● Source records:
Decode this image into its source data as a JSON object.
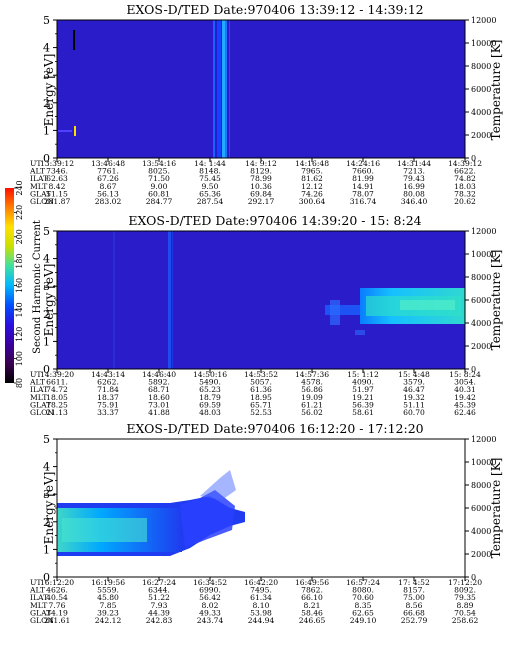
{
  "colorbar": {
    "label": "Second Harmonic Current",
    "ticks": [
      "80",
      "100",
      "120",
      "140",
      "160",
      "180",
      "200",
      "220",
      "240"
    ],
    "colors": [
      "#000000",
      "#3a0050",
      "#3a00a0",
      "#2a10e0",
      "#0050ff",
      "#00b8ff",
      "#3fe0a0",
      "#c8e000",
      "#ffe000",
      "#ff8000",
      "#ff1000"
    ]
  },
  "left_axis_label": "Energy [eV]",
  "right_axis_label": "Temperature [K]",
  "row_labels": [
    "UT",
    "ALT",
    "ILAT",
    "MLT",
    "GLAT",
    "GLON"
  ],
  "panels": [
    {
      "title": "EXOS-D/TED   Date:970406   13:39:12 - 14:39:12",
      "row_values": [
        [
          "13:39:12",
          "13:46:48",
          "13:54:16",
          "14: 1:44",
          "14: 9:12",
          "14:16:48",
          "14:24:16",
          "14:31:44",
          "14:39:12"
        ],
        [
          "7346.",
          "7761.",
          "8025.",
          "8148.",
          "8129.",
          "7965.",
          "7660.",
          "7213.",
          "6622."
        ],
        [
          "62.63",
          "67.26",
          "71.50",
          "75.45",
          "78.99",
          "81.62",
          "81.99",
          "79.43",
          "74.82"
        ],
        [
          "8.42",
          "8.67",
          "9.00",
          "9.50",
          "10.36",
          "12.12",
          "14.91",
          "16.99",
          "18.03"
        ],
        [
          "51.15",
          "56.13",
          "60.81",
          "65.36",
          "69.84",
          "74.26",
          "78.07",
          "80.08",
          "78.32"
        ],
        [
          "281.87",
          "283.02",
          "284.77",
          "287.54",
          "292.17",
          "300.64",
          "316.74",
          "346.40",
          "20.62"
        ]
      ]
    },
    {
      "title": "EXOS-D/TED   Date:970406   14:39:20 - 15: 8:24",
      "row_values": [
        [
          "14:39:20",
          "14:43:14",
          "14:46:40",
          "14:50:16",
          "14:53:52",
          "14:57:36",
          "15: 1:12",
          "15: 4:48",
          "15: 8:24"
        ],
        [
          "6611.",
          "6262.",
          "5892.",
          "5490.",
          "5057.",
          "4578.",
          "4090.",
          "3579.",
          "3054."
        ],
        [
          "74.72",
          "71.84",
          "68.71",
          "65.23",
          "61.36",
          "56.86",
          "51.97",
          "46.47",
          "40.31"
        ],
        [
          "18.05",
          "18.37",
          "18.60",
          "18.79",
          "18.95",
          "19.09",
          "19.21",
          "19.32",
          "19.42"
        ],
        [
          "78.25",
          "75.91",
          "73.01",
          "69.59",
          "65.71",
          "61.21",
          "56.39",
          "51.11",
          "45.39"
        ],
        [
          "21.13",
          "33.37",
          "41.88",
          "48.03",
          "52.53",
          "56.02",
          "58.61",
          "60.70",
          "62.46"
        ]
      ]
    },
    {
      "title": "EXOS-D/TED   Date:970406   16:12:20 - 17:12:20",
      "row_values": [
        [
          "16:12:20",
          "16:19:56",
          "16:27:24",
          "16:34:52",
          "16:42:20",
          "16:49:56",
          "16:57:24",
          "17: 4:52",
          "17:12:20"
        ],
        [
          "4626.",
          "5559.",
          "6344.",
          "6990.",
          "7495.",
          "7862.",
          "8080.",
          "8157.",
          "8092."
        ],
        [
          "40.54",
          "45.80",
          "51.22",
          "56.42",
          "61.34",
          "66.10",
          "70.60",
          "75.00",
          "79.35"
        ],
        [
          "7.76",
          "7.85",
          "7.93",
          "8.02",
          "8.10",
          "8.21",
          "8.35",
          "8.56",
          "8.89"
        ],
        [
          "34.19",
          "39.23",
          "44.39",
          "49.33",
          "53.98",
          "58.46",
          "62.65",
          "66.68",
          "70.54"
        ],
        [
          "241.61",
          "242.12",
          "242.83",
          "243.74",
          "244.94",
          "246.65",
          "249.10",
          "252.79",
          "258.62"
        ]
      ]
    }
  ],
  "chart_data": {
    "type": "heatmap",
    "y_left": {
      "label": "Energy [eV]",
      "range": [
        0,
        5
      ],
      "ticks": [
        "0",
        "1",
        "2",
        "3",
        "4",
        "5"
      ]
    },
    "y_right": {
      "label": "Temperature [K]",
      "range": [
        0,
        12000
      ],
      "ticks": [
        "0",
        "2000",
        "4000",
        "6000",
        "8000",
        "10000",
        "12000"
      ]
    },
    "color_scale": {
      "label": "Second Harmonic Current",
      "range": [
        80,
        240
      ]
    }
  }
}
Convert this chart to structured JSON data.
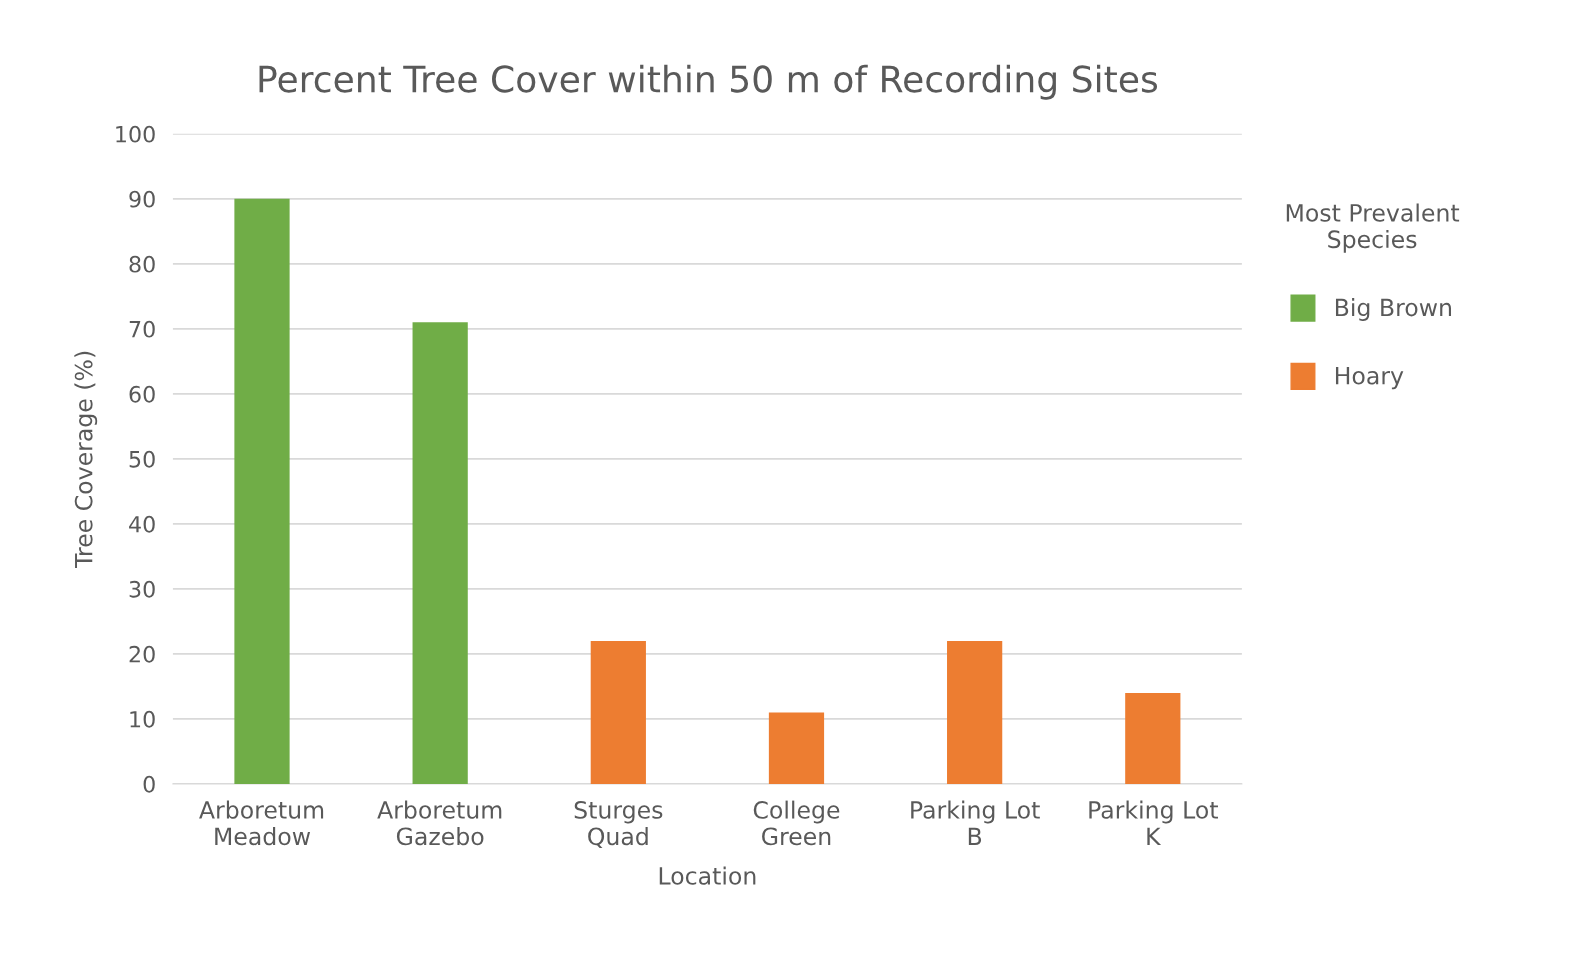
{
  "chart_data": {
    "type": "bar",
    "title": "Percent Tree Cover within 50 m of Recording Sites",
    "xlabel": "Location",
    "ylabel": "Tree Coverage (%)",
    "legend_title": "Most Prevalent\nSpecies",
    "categories": [
      "Arboretum\nMeadow",
      "Arboretum\nGazebo",
      "Sturges\nQuad",
      "College\nGreen",
      "Parking Lot\nB",
      "Parking Lot\nK"
    ],
    "series": [
      {
        "name": "Big Brown",
        "color": "#70ad47",
        "values": [
          90,
          71,
          null,
          null,
          null,
          null
        ]
      },
      {
        "name": "Hoary",
        "color": "#ed7d31",
        "values": [
          null,
          null,
          22,
          11,
          22,
          14
        ]
      }
    ],
    "ylim": [
      0,
      100
    ],
    "yticks": [
      0,
      10,
      20,
      30,
      40,
      50,
      60,
      70,
      80,
      90,
      100
    ],
    "grid": "y",
    "legend": "right"
  }
}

● STATED PROBLEM:
Count the lines of the data that include the string "this", and give only that number.

● EXERCISE RESPONSE:
2